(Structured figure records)
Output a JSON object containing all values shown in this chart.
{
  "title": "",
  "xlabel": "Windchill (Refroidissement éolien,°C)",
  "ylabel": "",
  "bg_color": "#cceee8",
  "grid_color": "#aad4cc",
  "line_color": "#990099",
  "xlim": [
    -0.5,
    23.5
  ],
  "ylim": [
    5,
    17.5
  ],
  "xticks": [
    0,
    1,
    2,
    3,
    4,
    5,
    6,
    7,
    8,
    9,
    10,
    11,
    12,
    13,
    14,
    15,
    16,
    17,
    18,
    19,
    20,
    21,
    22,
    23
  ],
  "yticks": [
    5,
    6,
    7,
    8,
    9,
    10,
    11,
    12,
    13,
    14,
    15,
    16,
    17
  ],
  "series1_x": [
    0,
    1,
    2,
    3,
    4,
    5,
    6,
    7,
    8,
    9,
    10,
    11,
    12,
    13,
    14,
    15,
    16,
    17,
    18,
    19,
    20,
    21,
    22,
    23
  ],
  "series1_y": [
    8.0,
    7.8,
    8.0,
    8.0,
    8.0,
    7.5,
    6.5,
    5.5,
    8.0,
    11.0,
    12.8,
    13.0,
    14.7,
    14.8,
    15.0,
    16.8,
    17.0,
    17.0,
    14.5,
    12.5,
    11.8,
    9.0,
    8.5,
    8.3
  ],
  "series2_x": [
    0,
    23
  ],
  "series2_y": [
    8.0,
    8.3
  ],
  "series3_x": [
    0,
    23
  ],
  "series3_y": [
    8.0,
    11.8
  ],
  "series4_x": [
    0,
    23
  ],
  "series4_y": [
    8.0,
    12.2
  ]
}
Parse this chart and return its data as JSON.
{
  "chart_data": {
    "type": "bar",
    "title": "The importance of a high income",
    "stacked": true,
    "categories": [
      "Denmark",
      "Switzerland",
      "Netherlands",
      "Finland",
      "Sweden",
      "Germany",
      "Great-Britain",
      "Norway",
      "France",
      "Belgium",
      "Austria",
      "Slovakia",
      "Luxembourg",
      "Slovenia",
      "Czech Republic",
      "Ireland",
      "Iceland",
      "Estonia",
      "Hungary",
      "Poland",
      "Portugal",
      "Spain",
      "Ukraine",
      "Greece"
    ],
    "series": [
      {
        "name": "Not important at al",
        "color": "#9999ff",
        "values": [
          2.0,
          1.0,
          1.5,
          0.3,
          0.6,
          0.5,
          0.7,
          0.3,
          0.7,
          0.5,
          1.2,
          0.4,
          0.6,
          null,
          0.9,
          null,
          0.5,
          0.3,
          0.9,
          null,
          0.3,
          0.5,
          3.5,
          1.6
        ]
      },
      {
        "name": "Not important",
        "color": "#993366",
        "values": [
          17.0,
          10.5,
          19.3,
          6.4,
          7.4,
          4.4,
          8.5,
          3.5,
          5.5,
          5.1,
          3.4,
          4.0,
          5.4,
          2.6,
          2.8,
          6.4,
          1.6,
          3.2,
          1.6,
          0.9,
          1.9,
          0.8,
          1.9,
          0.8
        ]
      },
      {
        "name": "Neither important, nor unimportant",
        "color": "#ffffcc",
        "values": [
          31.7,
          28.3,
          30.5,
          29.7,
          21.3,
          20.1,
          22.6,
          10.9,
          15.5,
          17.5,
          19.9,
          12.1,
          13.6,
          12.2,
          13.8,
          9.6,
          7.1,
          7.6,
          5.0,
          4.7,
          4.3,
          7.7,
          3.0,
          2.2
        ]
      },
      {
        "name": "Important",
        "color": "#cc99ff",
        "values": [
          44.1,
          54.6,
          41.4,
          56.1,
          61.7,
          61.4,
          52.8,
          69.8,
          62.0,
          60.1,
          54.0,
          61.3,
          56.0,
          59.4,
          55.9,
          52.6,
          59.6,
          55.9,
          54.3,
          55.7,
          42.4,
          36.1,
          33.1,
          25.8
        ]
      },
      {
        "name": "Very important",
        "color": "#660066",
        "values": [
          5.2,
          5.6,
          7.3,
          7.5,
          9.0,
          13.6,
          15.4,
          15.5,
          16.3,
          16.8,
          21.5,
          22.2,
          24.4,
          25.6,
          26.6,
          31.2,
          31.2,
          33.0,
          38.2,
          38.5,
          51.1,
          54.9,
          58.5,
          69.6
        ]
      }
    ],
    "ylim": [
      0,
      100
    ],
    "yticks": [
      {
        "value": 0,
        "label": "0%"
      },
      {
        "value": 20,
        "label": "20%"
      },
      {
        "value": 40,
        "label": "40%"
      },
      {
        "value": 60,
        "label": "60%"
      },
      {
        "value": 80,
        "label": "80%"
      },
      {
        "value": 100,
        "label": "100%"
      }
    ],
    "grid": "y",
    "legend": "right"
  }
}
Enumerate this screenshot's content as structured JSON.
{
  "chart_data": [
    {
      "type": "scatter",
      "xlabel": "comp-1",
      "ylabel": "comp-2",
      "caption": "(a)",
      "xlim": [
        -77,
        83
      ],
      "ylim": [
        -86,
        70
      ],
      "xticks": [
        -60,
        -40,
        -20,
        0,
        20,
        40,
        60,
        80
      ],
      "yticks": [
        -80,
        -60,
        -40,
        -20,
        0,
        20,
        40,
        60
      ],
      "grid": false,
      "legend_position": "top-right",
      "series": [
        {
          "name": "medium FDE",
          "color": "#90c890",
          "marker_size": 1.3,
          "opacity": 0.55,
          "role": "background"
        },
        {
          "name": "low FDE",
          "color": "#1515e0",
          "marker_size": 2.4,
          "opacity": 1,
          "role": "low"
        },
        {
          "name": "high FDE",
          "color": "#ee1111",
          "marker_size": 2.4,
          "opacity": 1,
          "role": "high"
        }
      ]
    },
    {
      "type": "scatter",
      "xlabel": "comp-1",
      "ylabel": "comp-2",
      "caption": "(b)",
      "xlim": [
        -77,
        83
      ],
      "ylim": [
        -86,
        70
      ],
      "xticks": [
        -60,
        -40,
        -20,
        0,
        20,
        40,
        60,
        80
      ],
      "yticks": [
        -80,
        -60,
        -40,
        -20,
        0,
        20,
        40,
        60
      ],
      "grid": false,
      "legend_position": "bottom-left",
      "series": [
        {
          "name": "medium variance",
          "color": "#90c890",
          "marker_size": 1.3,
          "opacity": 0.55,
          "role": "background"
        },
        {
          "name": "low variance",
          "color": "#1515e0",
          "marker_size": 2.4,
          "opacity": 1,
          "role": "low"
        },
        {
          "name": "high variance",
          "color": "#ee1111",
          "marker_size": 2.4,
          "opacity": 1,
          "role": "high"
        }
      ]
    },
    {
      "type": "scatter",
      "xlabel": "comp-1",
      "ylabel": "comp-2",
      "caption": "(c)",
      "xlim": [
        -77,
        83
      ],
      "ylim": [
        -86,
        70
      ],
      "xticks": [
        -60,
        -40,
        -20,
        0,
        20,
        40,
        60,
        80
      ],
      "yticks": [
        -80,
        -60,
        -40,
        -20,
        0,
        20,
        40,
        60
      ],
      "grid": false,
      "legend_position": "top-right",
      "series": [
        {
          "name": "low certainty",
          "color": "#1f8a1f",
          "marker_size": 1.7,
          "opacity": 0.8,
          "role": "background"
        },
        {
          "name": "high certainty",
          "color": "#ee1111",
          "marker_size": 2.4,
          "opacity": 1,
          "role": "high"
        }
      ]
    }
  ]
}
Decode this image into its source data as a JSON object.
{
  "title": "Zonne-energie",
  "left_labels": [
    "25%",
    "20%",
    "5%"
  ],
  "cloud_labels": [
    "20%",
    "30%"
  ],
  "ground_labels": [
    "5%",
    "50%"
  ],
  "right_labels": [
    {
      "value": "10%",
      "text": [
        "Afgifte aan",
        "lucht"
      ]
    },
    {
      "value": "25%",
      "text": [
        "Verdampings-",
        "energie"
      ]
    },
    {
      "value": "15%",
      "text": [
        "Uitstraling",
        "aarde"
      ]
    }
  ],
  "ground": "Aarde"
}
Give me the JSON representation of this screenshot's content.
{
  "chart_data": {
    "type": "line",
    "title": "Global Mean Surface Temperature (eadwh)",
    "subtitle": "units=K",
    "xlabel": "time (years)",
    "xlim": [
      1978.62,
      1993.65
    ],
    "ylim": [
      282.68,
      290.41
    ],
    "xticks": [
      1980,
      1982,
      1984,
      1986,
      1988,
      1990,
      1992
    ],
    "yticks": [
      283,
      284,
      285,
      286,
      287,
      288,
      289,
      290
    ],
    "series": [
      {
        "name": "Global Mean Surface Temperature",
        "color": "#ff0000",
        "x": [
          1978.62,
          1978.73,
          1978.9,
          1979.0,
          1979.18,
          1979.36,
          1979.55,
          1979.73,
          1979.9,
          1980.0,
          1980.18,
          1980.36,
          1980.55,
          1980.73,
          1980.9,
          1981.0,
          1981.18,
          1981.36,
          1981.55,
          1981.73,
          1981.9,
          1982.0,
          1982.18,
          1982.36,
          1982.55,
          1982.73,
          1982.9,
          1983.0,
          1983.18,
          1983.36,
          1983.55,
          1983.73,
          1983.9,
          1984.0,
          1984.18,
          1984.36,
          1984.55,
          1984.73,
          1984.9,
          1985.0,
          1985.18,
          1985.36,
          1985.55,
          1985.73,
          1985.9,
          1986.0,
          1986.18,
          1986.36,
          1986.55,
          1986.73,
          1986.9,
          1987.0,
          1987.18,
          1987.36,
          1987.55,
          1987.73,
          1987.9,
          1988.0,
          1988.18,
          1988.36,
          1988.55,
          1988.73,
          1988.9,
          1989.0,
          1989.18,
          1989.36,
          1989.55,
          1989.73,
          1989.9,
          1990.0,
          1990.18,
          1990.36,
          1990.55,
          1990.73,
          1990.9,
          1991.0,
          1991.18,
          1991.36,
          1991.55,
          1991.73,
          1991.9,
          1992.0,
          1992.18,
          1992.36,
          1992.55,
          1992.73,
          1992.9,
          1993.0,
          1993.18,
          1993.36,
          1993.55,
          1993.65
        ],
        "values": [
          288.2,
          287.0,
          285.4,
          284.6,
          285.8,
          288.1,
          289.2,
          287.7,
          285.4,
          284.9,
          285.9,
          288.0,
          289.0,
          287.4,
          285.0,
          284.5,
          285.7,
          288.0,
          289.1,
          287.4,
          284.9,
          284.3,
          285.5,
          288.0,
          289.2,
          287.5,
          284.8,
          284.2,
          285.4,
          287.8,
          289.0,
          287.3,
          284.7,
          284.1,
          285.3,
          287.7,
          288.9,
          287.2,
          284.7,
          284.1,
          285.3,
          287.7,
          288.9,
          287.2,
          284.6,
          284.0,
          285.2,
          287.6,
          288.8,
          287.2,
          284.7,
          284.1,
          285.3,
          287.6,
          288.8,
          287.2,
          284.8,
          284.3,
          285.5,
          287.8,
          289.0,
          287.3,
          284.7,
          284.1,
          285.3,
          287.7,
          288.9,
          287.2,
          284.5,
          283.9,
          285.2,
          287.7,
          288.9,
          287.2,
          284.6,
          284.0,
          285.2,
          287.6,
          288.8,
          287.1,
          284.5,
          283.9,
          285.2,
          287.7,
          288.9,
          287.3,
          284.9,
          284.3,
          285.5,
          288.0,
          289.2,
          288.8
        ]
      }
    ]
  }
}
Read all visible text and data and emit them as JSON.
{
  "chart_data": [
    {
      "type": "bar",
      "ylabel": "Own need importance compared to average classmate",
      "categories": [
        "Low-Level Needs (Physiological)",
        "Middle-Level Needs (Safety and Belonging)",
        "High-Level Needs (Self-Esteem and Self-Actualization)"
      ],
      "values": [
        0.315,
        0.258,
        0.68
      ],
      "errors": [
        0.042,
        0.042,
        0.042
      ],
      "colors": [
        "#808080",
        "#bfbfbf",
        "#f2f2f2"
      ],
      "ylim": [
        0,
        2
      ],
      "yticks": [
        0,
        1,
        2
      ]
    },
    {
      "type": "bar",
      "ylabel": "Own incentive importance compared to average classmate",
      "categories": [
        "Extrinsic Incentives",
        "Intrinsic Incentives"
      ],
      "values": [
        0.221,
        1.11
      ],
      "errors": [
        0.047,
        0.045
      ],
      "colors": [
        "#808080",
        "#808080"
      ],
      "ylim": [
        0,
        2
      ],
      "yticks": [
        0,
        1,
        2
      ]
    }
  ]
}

*PROBLEM TO SOLVE*:
Reproduce the lines of the entries above exactly, but only from the line containing "Read all visible" through the final line.

*WRITTEN SOLUTION*:
Read all visible text and data and emit them as JSON.
{
  "chart_data": [
    {
      "type": "bar",
      "ylabel": "Own need importance compared to average classmate",
      "categories": [
        "Low-Level Needs (Physiological)",
        "Middle-Level Needs (Safety and Belonging)",
        "High-Level Needs (Self-Esteem and Self-Actualization)"
      ],
      "values": [
        0.315,
        0.258,
        0.68
      ],
      "errors": [
        0.042,
        0.042,
        0.042
      ],
      "colors": [
        "#808080",
        "#bfbfbf",
        "#f2f2f2"
      ],
      "ylim": [
        0,
        2
      ],
      "yticks": [
        0,
        1,
        2
      ]
    },
    {
      "type": "bar",
      "ylabel": "Own incentive importance compared to average classmate",
      "categories": [
        "Extrinsic Incentives",
        "Intrinsic Incentives"
      ],
      "values": [
        0.221,
        1.11
      ],
      "errors": [
        0.047,
        0.045
      ],
      "colors": [
        "#808080",
        "#808080"
      ],
      "ylim": [
        0,
        2
      ],
      "yticks": [
        0,
        1,
        2
      ]
    }
  ]
}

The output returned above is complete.